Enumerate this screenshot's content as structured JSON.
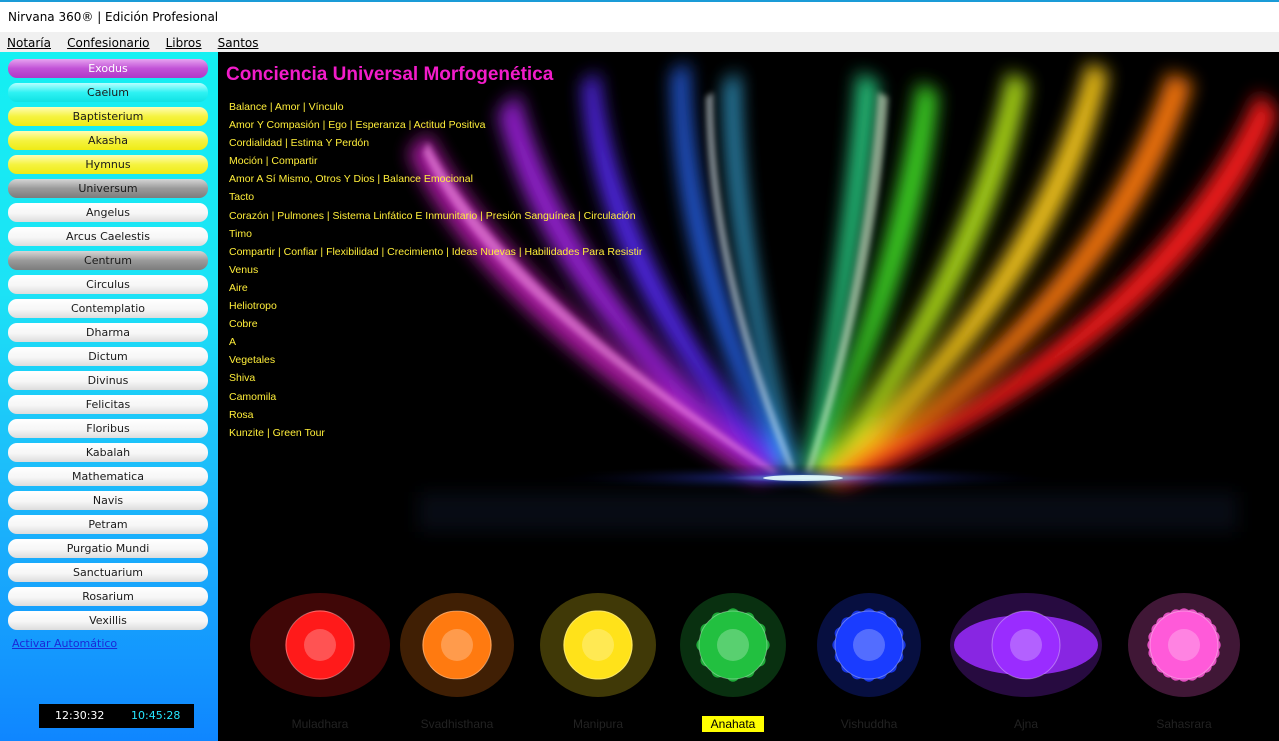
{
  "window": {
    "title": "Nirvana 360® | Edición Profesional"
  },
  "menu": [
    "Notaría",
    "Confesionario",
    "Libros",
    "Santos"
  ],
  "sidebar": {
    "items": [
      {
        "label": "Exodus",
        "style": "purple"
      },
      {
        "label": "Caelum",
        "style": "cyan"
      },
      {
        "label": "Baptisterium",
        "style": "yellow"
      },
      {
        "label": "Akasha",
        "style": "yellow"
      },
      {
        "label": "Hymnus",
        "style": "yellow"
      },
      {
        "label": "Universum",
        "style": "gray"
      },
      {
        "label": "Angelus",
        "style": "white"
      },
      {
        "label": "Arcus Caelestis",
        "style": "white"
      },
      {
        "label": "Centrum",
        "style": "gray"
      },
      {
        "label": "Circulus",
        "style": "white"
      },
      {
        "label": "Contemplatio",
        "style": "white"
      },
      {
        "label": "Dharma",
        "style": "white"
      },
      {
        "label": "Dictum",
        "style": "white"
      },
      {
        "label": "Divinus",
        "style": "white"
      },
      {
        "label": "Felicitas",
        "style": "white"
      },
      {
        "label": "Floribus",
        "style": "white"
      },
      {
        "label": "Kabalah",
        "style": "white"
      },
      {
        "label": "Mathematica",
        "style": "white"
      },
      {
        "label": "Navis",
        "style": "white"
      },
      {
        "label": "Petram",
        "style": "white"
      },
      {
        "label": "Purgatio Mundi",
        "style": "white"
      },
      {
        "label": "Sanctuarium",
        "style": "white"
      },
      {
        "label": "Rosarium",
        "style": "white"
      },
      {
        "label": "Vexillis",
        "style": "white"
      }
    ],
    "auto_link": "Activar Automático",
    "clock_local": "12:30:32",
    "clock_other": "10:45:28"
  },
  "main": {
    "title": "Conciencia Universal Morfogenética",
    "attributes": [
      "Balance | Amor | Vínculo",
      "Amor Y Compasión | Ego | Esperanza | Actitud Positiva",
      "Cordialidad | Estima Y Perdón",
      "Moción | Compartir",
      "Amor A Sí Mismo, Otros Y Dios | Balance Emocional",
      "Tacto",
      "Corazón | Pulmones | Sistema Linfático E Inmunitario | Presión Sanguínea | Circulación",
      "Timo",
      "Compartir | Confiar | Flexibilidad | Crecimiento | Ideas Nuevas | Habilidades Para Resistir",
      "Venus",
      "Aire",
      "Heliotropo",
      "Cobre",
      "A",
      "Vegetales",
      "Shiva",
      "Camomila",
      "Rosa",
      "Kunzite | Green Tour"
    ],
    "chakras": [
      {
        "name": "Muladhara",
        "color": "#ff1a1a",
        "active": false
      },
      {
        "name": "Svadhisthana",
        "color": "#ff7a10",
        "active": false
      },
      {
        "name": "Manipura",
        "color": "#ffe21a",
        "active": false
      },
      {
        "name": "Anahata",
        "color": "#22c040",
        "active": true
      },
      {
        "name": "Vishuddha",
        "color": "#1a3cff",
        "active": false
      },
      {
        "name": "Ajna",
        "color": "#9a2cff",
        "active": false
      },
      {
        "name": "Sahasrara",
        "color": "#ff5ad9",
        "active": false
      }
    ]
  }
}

==================================================

» What is expected: Write out each line again precisely as it appears, skipping every picture.

» Written solution:
Enumerate this screenshot's content as structured JSON.
{
  "window": {
    "title": "Nirvana 360® | Edición Profesional"
  },
  "menu": [
    "Notaría",
    "Confesionario",
    "Libros",
    "Santos"
  ],
  "sidebar": {
    "items": [
      {
        "label": "Exodus",
        "style": "purple"
      },
      {
        "label": "Caelum",
        "style": "cyan"
      },
      {
        "label": "Baptisterium",
        "style": "yellow"
      },
      {
        "label": "Akasha",
        "style": "yellow"
      },
      {
        "label": "Hymnus",
        "style": "yellow"
      },
      {
        "label": "Universum",
        "style": "gray"
      },
      {
        "label": "Angelus",
        "style": "white"
      },
      {
        "label": "Arcus Caelestis",
        "style": "white"
      },
      {
        "label": "Centrum",
        "style": "gray"
      },
      {
        "label": "Circulus",
        "style": "white"
      },
      {
        "label": "Contemplatio",
        "style": "white"
      },
      {
        "label": "Dharma",
        "style": "white"
      },
      {
        "label": "Dictum",
        "style": "white"
      },
      {
        "label": "Divinus",
        "style": "white"
      },
      {
        "label": "Felicitas",
        "style": "white"
      },
      {
        "label": "Floribus",
        "style": "white"
      },
      {
        "label": "Kabalah",
        "style": "white"
      },
      {
        "label": "Mathematica",
        "style": "white"
      },
      {
        "label": "Navis",
        "style": "white"
      },
      {
        "label": "Petram",
        "style": "white"
      },
      {
        "label": "Purgatio Mundi",
        "style": "white"
      },
      {
        "label": "Sanctuarium",
        "style": "white"
      },
      {
        "label": "Rosarium",
        "style": "white"
      },
      {
        "label": "Vexillis",
        "style": "white"
      }
    ],
    "auto_link": "Activar Automático",
    "clock_local": "12:30:32",
    "clock_other": "10:45:28"
  },
  "main": {
    "title": "Conciencia Universal Morfogenética",
    "attributes": [
      "Balance | Amor | Vínculo",
      "Amor Y Compasión | Ego | Esperanza | Actitud Positiva",
      "Cordialidad | Estima Y Perdón",
      "Moción | Compartir",
      "Amor A Sí Mismo, Otros Y Dios | Balance Emocional",
      "Tacto",
      "Corazón | Pulmones | Sistema Linfático E Inmunitario | Presión Sanguínea | Circulación",
      "Timo",
      "Compartir | Confiar | Flexibilidad | Crecimiento | Ideas Nuevas | Habilidades Para Resistir",
      "Venus",
      "Aire",
      "Heliotropo",
      "Cobre",
      "A",
      "Vegetales",
      "Shiva",
      "Camomila",
      "Rosa",
      "Kunzite | Green Tour"
    ],
    "chakras": [
      {
        "name": "Muladhara",
        "color": "#ff1a1a",
        "active": false
      },
      {
        "name": "Svadhisthana",
        "color": "#ff7a10",
        "active": false
      },
      {
        "name": "Manipura",
        "color": "#ffe21a",
        "active": false
      },
      {
        "name": "Anahata",
        "color": "#22c040",
        "active": true
      },
      {
        "name": "Vishuddha",
        "color": "#1a3cff",
        "active": false
      },
      {
        "name": "Ajna",
        "color": "#9a2cff",
        "active": false
      },
      {
        "name": "Sahasrara",
        "color": "#ff5ad9",
        "active": false
      }
    ]
  }
}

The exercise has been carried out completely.